Check each line below for the word "studenterna" and give the number of lines that have it, nothing more.

--- Supplied information ---

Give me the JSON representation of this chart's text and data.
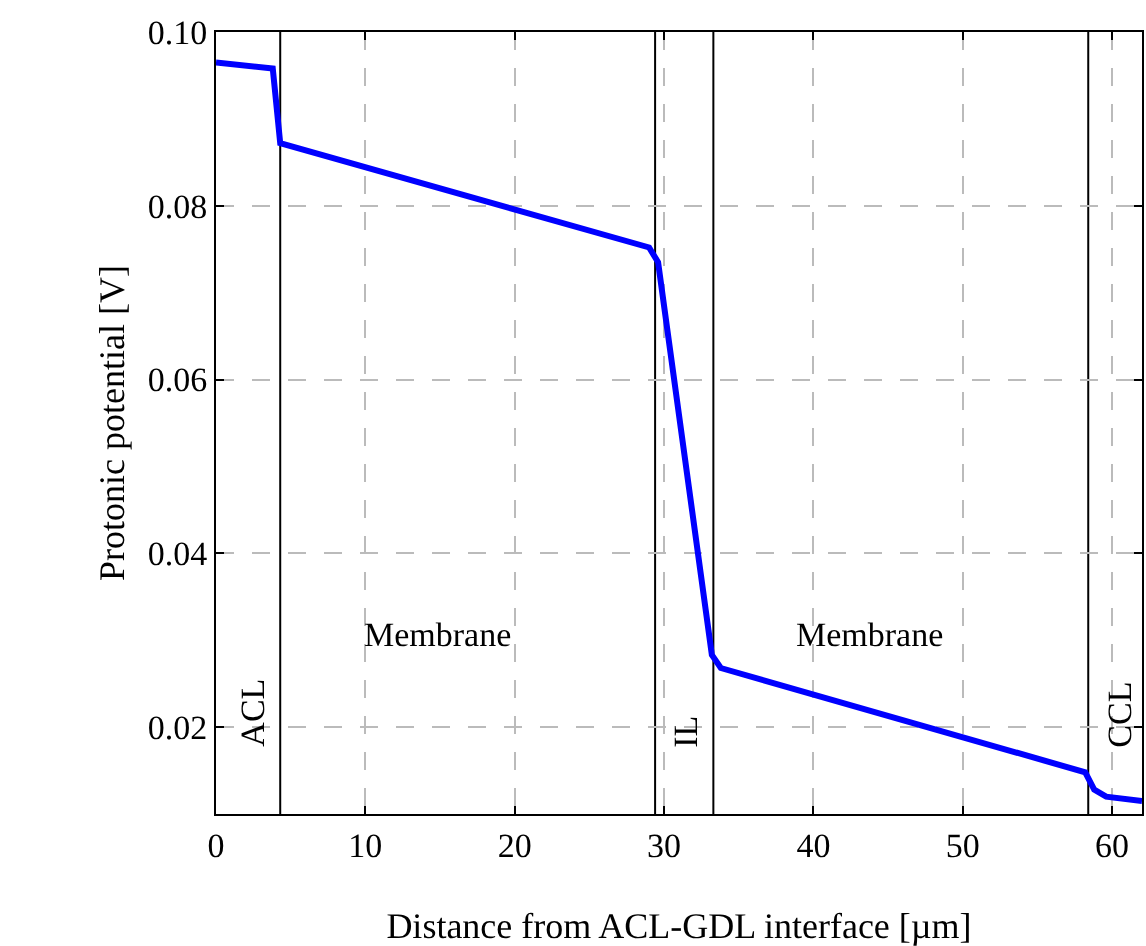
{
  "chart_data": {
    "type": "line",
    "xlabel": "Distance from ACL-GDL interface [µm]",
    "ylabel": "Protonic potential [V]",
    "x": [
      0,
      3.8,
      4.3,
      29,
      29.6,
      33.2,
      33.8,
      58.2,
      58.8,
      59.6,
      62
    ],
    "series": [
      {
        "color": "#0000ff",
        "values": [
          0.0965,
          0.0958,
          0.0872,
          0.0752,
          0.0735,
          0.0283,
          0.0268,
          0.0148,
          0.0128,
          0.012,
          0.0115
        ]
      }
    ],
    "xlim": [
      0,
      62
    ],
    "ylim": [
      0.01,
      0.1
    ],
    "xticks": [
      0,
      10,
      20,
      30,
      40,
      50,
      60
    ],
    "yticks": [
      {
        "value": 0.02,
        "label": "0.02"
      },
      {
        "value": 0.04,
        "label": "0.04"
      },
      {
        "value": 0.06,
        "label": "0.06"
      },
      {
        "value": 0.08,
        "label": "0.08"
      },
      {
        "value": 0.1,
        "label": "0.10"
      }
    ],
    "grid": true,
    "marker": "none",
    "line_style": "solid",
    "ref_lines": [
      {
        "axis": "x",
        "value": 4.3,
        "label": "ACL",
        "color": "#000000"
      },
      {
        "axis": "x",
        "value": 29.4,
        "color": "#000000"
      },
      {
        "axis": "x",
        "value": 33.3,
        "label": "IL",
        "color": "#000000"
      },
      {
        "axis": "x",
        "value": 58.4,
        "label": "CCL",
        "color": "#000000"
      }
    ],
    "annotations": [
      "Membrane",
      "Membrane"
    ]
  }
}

---
--- Supplied information ---

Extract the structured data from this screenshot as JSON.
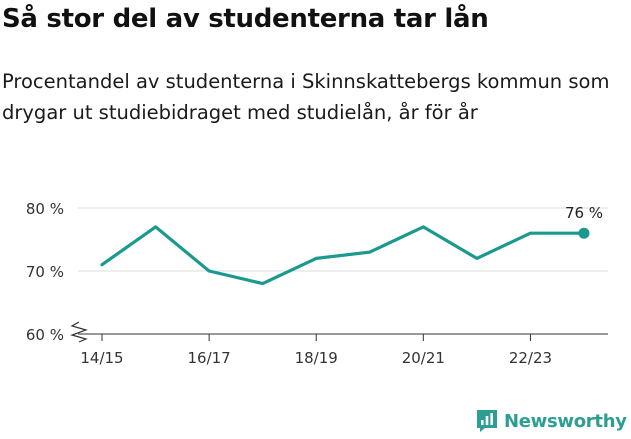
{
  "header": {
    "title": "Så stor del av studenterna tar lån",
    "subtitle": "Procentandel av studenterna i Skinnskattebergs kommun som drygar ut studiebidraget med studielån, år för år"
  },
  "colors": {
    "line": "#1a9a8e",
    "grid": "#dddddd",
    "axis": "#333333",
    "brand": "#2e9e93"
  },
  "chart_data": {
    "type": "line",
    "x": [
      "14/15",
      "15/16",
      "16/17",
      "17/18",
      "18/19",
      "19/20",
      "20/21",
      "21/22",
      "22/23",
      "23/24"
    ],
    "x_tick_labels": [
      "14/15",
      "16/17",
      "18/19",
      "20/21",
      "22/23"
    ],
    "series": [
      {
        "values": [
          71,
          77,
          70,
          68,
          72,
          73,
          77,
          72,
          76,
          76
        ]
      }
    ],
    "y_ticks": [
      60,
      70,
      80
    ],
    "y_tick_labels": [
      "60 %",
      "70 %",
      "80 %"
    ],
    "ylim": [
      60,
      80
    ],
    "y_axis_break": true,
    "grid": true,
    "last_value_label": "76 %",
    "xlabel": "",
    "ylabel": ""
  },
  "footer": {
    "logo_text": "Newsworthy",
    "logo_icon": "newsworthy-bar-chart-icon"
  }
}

---
--- Supplied information ---

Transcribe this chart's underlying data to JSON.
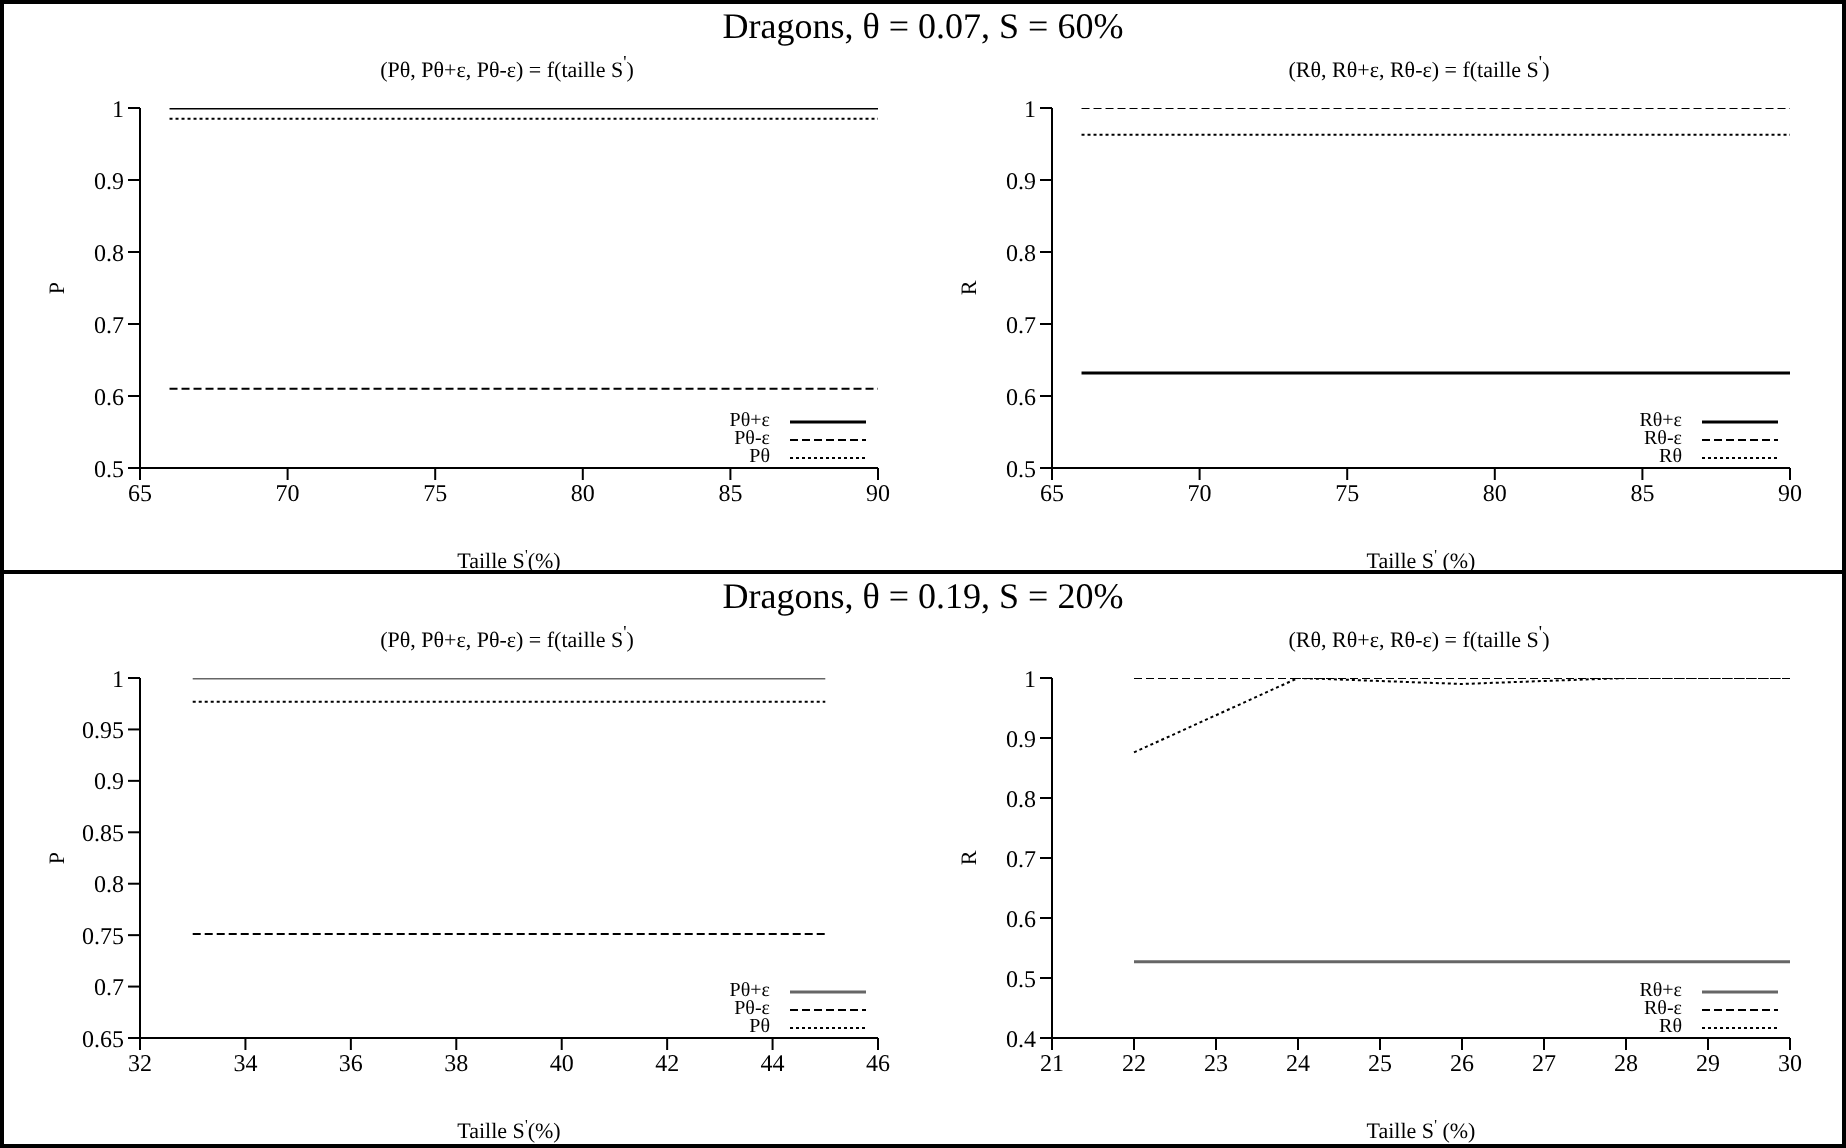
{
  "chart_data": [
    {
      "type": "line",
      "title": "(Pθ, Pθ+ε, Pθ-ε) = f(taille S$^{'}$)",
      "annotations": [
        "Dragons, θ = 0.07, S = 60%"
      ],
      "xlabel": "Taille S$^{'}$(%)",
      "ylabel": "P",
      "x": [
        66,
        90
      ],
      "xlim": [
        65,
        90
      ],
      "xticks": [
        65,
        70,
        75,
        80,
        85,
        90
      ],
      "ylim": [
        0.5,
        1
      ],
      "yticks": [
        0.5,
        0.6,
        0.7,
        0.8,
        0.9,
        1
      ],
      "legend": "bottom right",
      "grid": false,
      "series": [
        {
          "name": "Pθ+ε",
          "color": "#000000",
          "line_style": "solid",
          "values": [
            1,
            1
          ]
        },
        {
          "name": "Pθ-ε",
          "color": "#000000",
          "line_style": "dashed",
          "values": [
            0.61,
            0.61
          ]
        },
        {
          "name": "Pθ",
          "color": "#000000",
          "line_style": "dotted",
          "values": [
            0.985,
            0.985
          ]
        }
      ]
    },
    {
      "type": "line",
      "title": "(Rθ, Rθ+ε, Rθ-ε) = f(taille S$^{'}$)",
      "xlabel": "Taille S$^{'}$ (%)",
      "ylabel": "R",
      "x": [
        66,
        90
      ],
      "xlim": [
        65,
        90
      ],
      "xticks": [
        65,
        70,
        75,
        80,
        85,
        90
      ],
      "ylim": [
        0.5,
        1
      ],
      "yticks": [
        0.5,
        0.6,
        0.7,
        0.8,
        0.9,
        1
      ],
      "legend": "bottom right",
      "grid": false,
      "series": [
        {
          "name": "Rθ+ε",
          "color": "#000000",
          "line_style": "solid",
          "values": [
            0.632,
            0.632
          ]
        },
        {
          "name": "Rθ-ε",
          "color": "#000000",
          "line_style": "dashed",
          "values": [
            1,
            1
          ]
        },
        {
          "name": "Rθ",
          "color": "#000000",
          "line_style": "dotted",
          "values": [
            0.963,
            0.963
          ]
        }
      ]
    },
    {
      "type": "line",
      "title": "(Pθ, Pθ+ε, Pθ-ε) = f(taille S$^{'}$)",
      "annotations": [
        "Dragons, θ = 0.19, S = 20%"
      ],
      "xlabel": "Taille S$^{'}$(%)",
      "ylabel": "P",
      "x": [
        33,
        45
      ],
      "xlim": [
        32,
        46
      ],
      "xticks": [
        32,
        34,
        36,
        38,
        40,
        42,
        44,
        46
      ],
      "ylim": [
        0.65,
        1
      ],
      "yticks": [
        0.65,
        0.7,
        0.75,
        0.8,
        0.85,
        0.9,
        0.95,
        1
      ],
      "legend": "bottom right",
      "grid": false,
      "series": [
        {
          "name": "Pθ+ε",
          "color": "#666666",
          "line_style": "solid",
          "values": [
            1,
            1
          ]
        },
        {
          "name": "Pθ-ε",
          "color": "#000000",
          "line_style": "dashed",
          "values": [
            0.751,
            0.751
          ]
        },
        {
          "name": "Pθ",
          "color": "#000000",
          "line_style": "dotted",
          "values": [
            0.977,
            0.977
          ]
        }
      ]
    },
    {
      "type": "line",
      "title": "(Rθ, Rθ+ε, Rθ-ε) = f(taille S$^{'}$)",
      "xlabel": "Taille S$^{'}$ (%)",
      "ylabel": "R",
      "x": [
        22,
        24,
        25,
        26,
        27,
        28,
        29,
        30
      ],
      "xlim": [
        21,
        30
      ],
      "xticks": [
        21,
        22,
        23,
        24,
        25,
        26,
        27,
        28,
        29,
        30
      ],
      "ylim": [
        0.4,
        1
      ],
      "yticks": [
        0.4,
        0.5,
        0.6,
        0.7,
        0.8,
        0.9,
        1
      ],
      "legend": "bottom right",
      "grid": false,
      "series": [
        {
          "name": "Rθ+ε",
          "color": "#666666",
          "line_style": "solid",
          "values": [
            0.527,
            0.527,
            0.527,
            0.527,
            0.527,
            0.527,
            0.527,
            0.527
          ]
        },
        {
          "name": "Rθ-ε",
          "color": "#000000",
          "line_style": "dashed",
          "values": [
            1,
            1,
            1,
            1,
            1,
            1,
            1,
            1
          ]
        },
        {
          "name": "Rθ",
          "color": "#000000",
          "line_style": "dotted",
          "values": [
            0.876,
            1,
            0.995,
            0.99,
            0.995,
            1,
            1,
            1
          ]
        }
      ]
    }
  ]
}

---

◆ Exercise response ◆
2